## Set problem
Isolate every line in the data with the string "磷的吸收" and copy it.

## Recorded data
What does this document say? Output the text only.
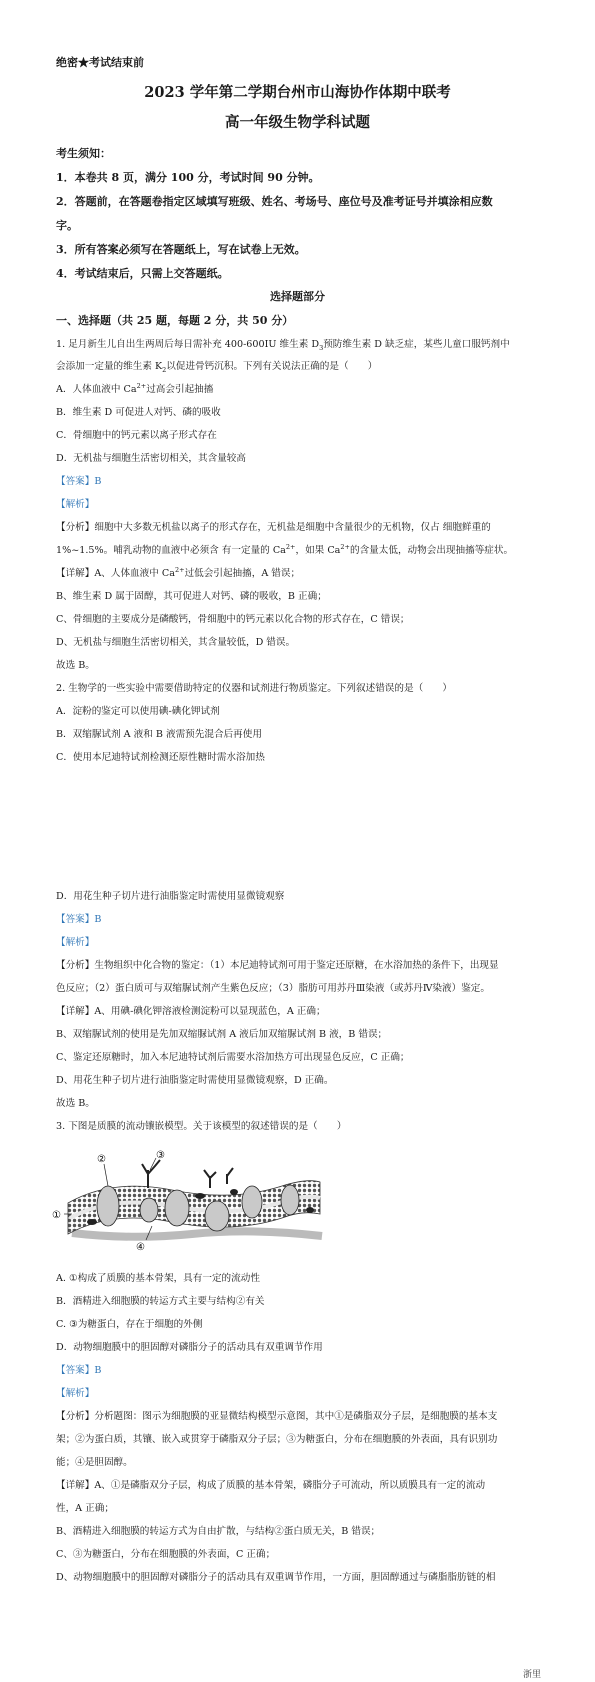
绝密★考试结束前
2023 学年第二学期台州市山海协作体期中联考
高一年级生物学科试题
考生须知：
1．本卷共 8 页，满分 100 分，考试时间 90 分钟。
2．答题前，在答题卷指定区域填写班级、姓名、考场号、座位号及准考证号并填涂相应数
字。
3．所有答案必须写在答题纸上，写在试卷上无效。
4．考试结束后，只需上交答题纸。
选择题部分
一、选择题（共 25 题，每题 2 分，共 50 分）
1. 足月新生儿自出生两周后每日需补充 400-600IU 维生素 $D_3$预防维生素 D 缺乏症，某些儿童口服钙剂中
会添加一定量的维生素 $K_2$以促进骨钙沉积。下列有关说法正确的是（　　）
A．人体血液中 $Ca^{2+}$过高会引起抽搐
B．维生素 D 可促进人对钙、磷的吸收
C．骨细胞中的钙元素以离子形式存在
D．无机盐与细胞生活密切相关，其含量较高
【答案】B
【解析】
【分析】细胞中大多数无机盐以离子的形式存在，无机盐是细胞中含量很少的无机物，仅占 细胞鲜重的
1%~1.5%。哺乳动物的血液中必须含 有一定量的 $Ca^{2+}$，如果 $Ca^{2+}$的含量太低，动物会出现抽搐等症状。
【详解】A、人体血液中 $Ca^{2+}$过低会引起抽搐，A 错误；
B、维生素 D 属于固醇，其可促进人对钙、磷的吸收，B 正确；
C、骨细胞的主要成分是磷酸钙，骨细胞中的钙元素以化合物的形式存在，C 错误；
D、无机盐与细胞生活密切相关，其含量较低，D 错误。
故选 B。
2. 生物学的一些实验中需要借助特定的仪器和试剂进行物质鉴定。下列叙述错误的是（　　）
A．淀粉的鉴定可以使用碘-碘化钾试剂
B．双缩脲试剂 A 液和 B 液需预先混合后再使用
C．使用本尼迪特试剂检测还原性糖时需水浴加热
D．用花生种子切片进行油脂鉴定时需使用显微镜观察
【答案】B
【解析】
【分析】生物组织中化合物的鉴定：（1）本尼迪特试剂可用于鉴定还原糖，在水浴加热的条件下，出现显
色反应；（2）蛋白质可与双缩脲试剂产生紫色反应；（3）脂肪可用苏丹Ⅲ染液（或苏丹Ⅳ染液）鉴定。
【详解】A、用碘-碘化钾溶液检测淀粉可以显现蓝色，A 正确；
B、双缩脲试剂的使用是先加双缩脲试剂 A 液后加双缩脲试剂 B 液，B 错误；
C、鉴定还原糖时，加入本尼迪特试剂后需要水浴加热方可出现显色反应，C 正确；
D、用花生种子切片进行油脂鉴定时需使用显微镜观察，D 正确。
故选 B。
3. 下图是质膜的流动镶嵌模型。关于该模型的叙述错误的是（　　）
①
②	③
④
A. ①构成了质膜的基本骨架，具有一定的流动性
B．酒精进入细胞膜的转运方式主要与结构②有关
C. ③为糖蛋白，存在于细胞的外侧
D．动物细胞膜中的胆固醇对磷脂分子的活动具有双重调节作用
【答案】B
【解析】
【分析】分析题图：图示为细胞膜的亚显微结构模型示意图，其中①是磷脂双分子层，是细胞膜的基本支
架；②为蛋白质，其镶、嵌入或贯穿于磷脂双分子层；③为糖蛋白，分布在细胞膜的外表面，具有识别功
能；④是胆固醇。
【详解】A、①是磷脂双分子层，构成了质膜的基本骨架，磷脂分子可流动，所以质膜具有一定的流动
性，A 正确；
B、酒精进入细胞膜的转运方式为自由扩散，与结构②蛋白质无关，B 错误；
C、③为糖蛋白，分布在细胞膜的外表面，C 正确；
D、动物细胞膜中的胆固醇对磷脂分子的活动具有双重调节作用，一方面，胆固醇通过与磷脂脂肪链的相
浙里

## Correct response
B．维生素 D 可促进人对钙、磷的吸收
B、维生素 D 属于固醇，其可促进人对钙、磷的吸收，B 正确；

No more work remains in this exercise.